Data records:
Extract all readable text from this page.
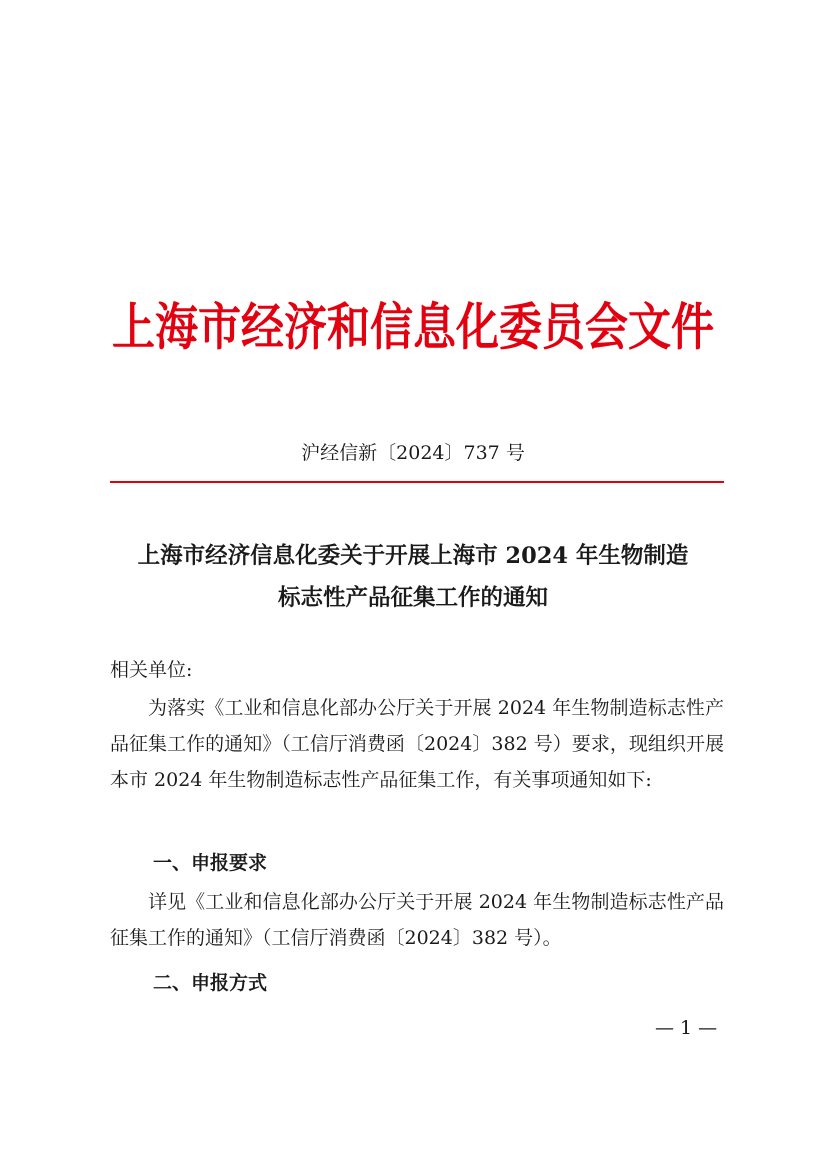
上海市经济和信息化委员会文件
沪经信新〔2024〕737 号
上海市经济信息化委关于开展上海市 2024 年生物制造
标志性产品征集工作的通知
相关单位:
为落实《工业和信息化部办公厅关于开展 2024 年生物制造标志性产品征集工作的通知》（工信厅消费函〔2024〕382 号）要求，现组织开展本市 2024 年生物制造标志性产品征集工作，有关事项通知如下:
一、申报要求
详见《工业和信息化部办公厅关于开展 2024 年生物制造标志性产品征集工作的通知》（工信厅消费函〔2024〕382 号）。
二、申报方式
— 1 —
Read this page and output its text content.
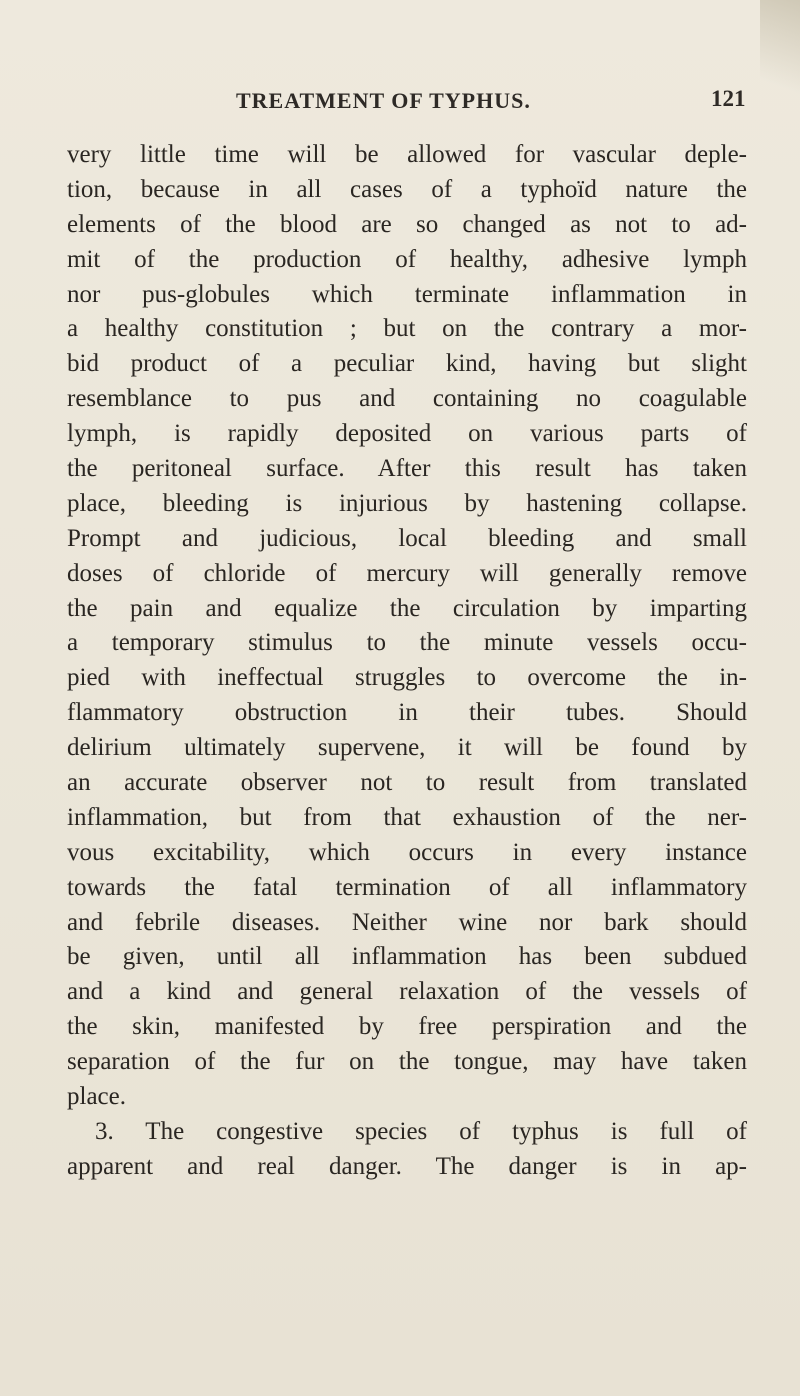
TREATMENT OF TYPHUS.	121
very little time will be allowed for vascular deple-
tion, because in all cases of a typhoïd nature the
elements of the blood are so changed as not to ad-
mit of the production of healthy, adhesive lymph
nor pus-globules which terminate inflammation in
a healthy constitution ; but on the contrary a mor-
bid product of a peculiar kind, having but slight
resemblance to pus and containing no coagulable
lymph, is rapidly deposited on various parts of
the peritoneal surface. After this result has taken
place, bleeding is injurious by hastening collapse.
Prompt and judicious, local bleeding and small
doses of chloride of mercury will generally remove
the pain and equalize the circulation by imparting
a temporary stimulus to the minute vessels occu-
pied with ineffectual struggles to overcome the in-
flammatory obstruction in their tubes. Should
delirium ultimately supervene, it will be found by
an accurate observer not to result from translated
inflammation, but from that exhaustion of the ner-
vous excitability, which occurs in every instance
towards the fatal termination of all inflammatory
and febrile diseases. Neither wine nor bark should
be given, until all inflammation has been subdued
and a kind and general relaxation of the vessels of
the skin, manifested by free perspiration and the
separation of the fur on the tongue, may have taken
place.
3. The congestive species of typhus is full of
apparent and real danger. The danger is in ap-
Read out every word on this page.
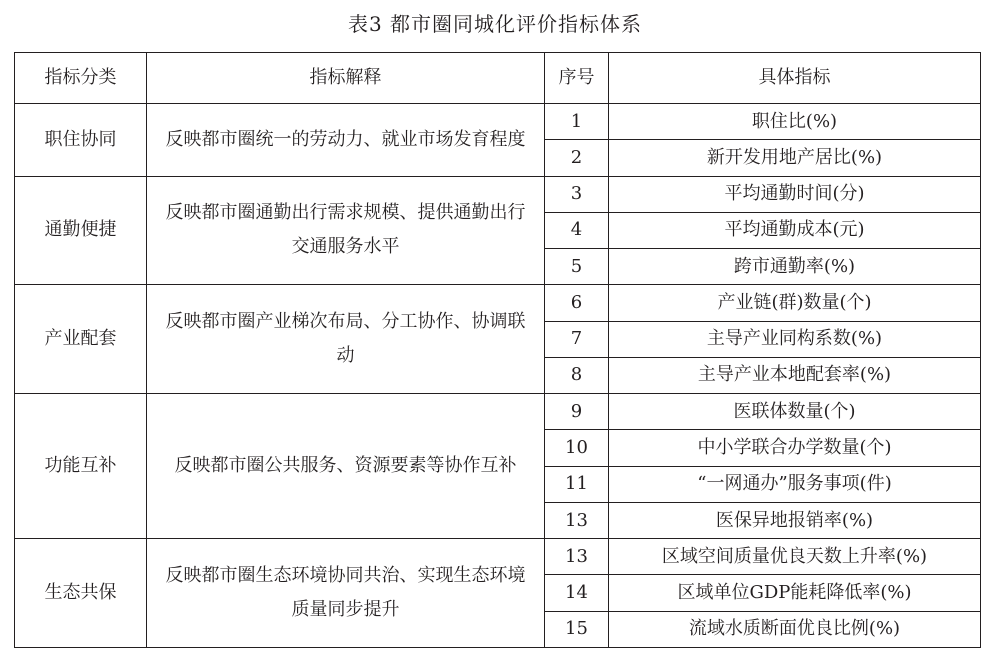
表3 都市圈同城化评价指标体系
指标分类	指标解释	序号	具体指标
职住协同	反映都市圈统一的劳动力、就业市场发育程度	1	职住比(%)
		2	新开发用地产居比(%)
通勤便捷	反映都市圈通勤出行需求规模、提供通勤出行交通服务水平	3	平均通勤时间(分)
		4	平均通勤成本(元)
		5	跨市通勤率(%)
产业配套	反映都市圈产业梯次布局、分工协作、协调联动	6	产业链(群)数量(个)
		7	主导产业同构系数(%)
		8	主导产业本地配套率(%)
功能互补	反映都市圈公共服务、资源要素等协作互补	9	医联体数量(个)
		10	中小学联合办学数量(个)
		11	“一网通办”服务事项(件)
		13	医保异地报销率(%)
生态共保	反映都市圈生态环境协同共治、实现生态环境质量同步提升	13	区域空间质量优良天数上升率(%)
		14	区域单位GDP能耗降低率(%)
		15	流域水质断面优良比例(%)
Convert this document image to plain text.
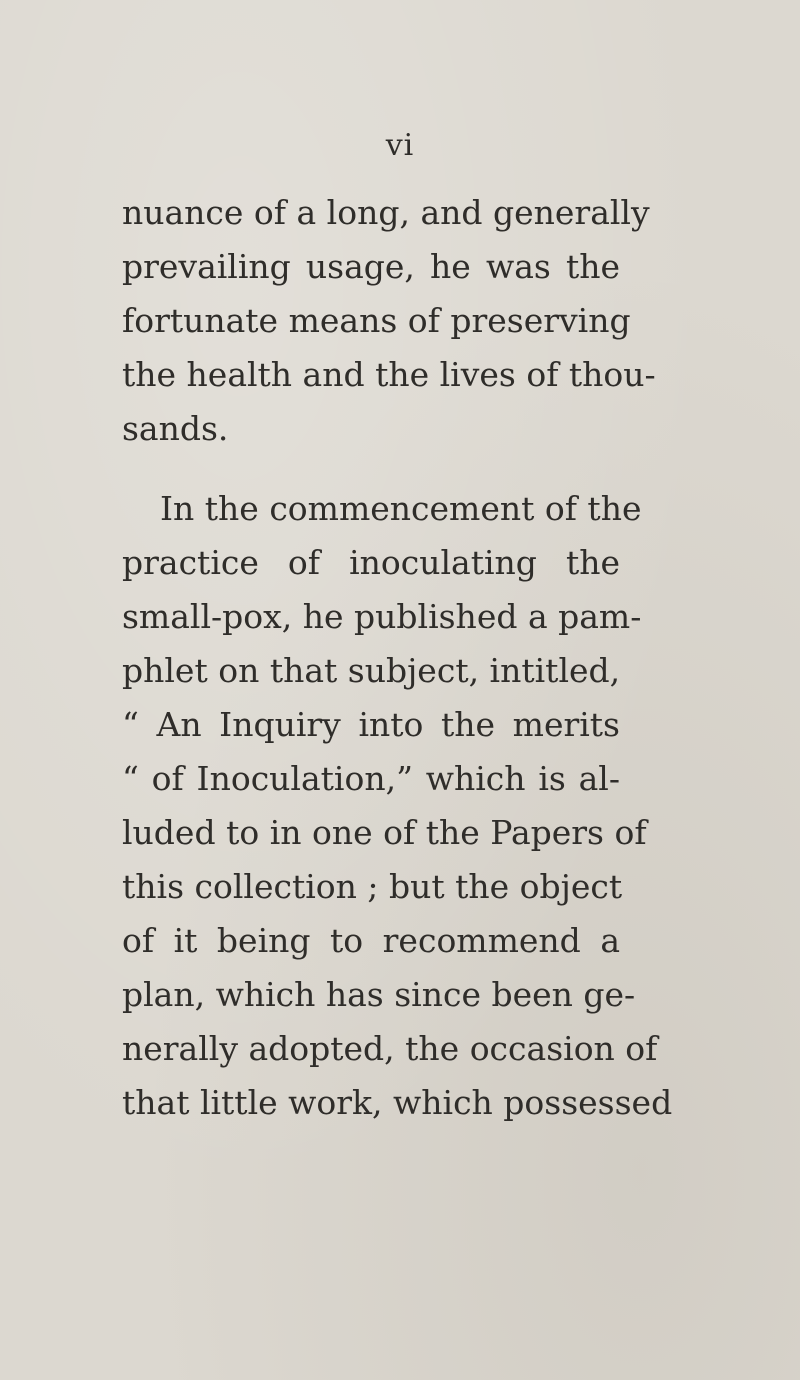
vi
nuance of a long, and generally
prevailing usage, he was the
fortunate means of preserving
the health and the lives of thou-
sands.
In the commencement of the
practice of inoculating the
small-pox, he published a pam-
phlet on that subject, intitled,
“ An Inquiry into the merits
“ of Inoculation,” which is al-
luded to in one of the Papers of
this collection ; but the object
of it being to recommend a
plan, which has since been ge-
nerally adopted, the occasion of
that little work, which possessed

DESCRIPTION OF THE TASK:
Print all of the entries word for word. Skip any images they contain.

OUTPUT OF THE EXERCISE:
Extract all readable text from this page.
上海市经济和信息化委员会文件
沪经信新〔2024〕737 号
上海市经济信息化委关于开展上海市 2024 年生物制造
标志性产品征集工作的通知
相关单位:
为落实《工业和信息化部办公厅关于开展 2024 年生物制造标志性产品征集工作的通知》（工信厅消费函〔2024〕382 号）要求，现组织开展本市 2024 年生物制造标志性产品征集工作，有关事项通知如下:
一、申报要求
详见《工业和信息化部办公厅关于开展 2024 年生物制造标志性产品征集工作的通知》（工信厅消费函〔2024〕382 号）。
二、申报方式
— 1 —
Read this page and output its text content.
TREATMENT OF TYPHUS.	121
very little time will be allowed for vascular deple-
tion, because in all cases of a typhoïd nature the
elements of the blood are so changed as not to ad-
mit of the production of healthy, adhesive lymph
nor pus-globules which terminate inflammation in
a healthy constitution ; but on the contrary a mor-
bid product of a peculiar kind, having but slight
resemblance to pus and containing no coagulable
lymph, is rapidly deposited on various parts of
the peritoneal surface. After this result has taken
place, bleeding is injurious by hastening collapse.
Prompt and judicious, local bleeding and small
doses of chloride of mercury will generally remove
the pain and equalize the circulation by imparting
a temporary stimulus to the minute vessels occu-
pied with ineffectual struggles to overcome the in-
flammatory obstruction in their tubes. Should
delirium ultimately supervene, it will be found by
an accurate observer not to result from translated
inflammation, but from that exhaustion of the ner-
vous excitability, which occurs in every instance
towards the fatal termination of all inflammatory
and febrile diseases. Neither wine nor bark should
be given, until all inflammation has been subdued
and a kind and general relaxation of the vessels of
the skin, manifested by free perspiration and the
separation of the fur on the tongue, may have taken
place.
3. The congestive species of typhus is full of
apparent and real danger. The danger is in ap-
Read out every word on this page.
表3 都市圈同城化评价指标体系
指标分类	指标解释	序号	具体指标
职住协同	反映都市圈统一的劳动力、就业市场发育程度	1	职住比(%)
		2	新开发用地产居比(%)
通勤便捷	反映都市圈通勤出行需求规模、提供通勤出行交通服务水平	3	平均通勤时间(分)
		4	平均通勤成本(元)
		5	跨市通勤率(%)
产业配套	反映都市圈产业梯次布局、分工协作、协调联动	6	产业链(群)数量(个)
		7	主导产业同构系数(%)
		8	主导产业本地配套率(%)
功能互补	反映都市圈公共服务、资源要素等协作互补	9	医联体数量(个)
		10	中小学联合办学数量(个)
		11	“一网通办”服务事项(件)
		13	医保异地报销率(%)
生态共保	反映都市圈生态环境协同共治、实现生态环境质量同步提升	13	区域空间质量优良天数上升率(%)
		14	区域单位GDP能耗降低率(%)
		15	流域水质断面优良比例(%)
Convert this document image to plain text.
vi
nuance of a long, and generally
prevailing usage, he was the
fortunate means of preserving
the health and the lives of thou-
sands.
In the commencement of the
practice of inoculating the
small-pox, he published a pam-
phlet on that subject, intitled,
“ An Inquiry into the merits
“ of Inoculation,” which is al-
luded to in one of the Papers of
this collection ; but the object
of it being to recommend a
plan, which has since been ge-
nerally adopted, the occasion of
that little work, which possessed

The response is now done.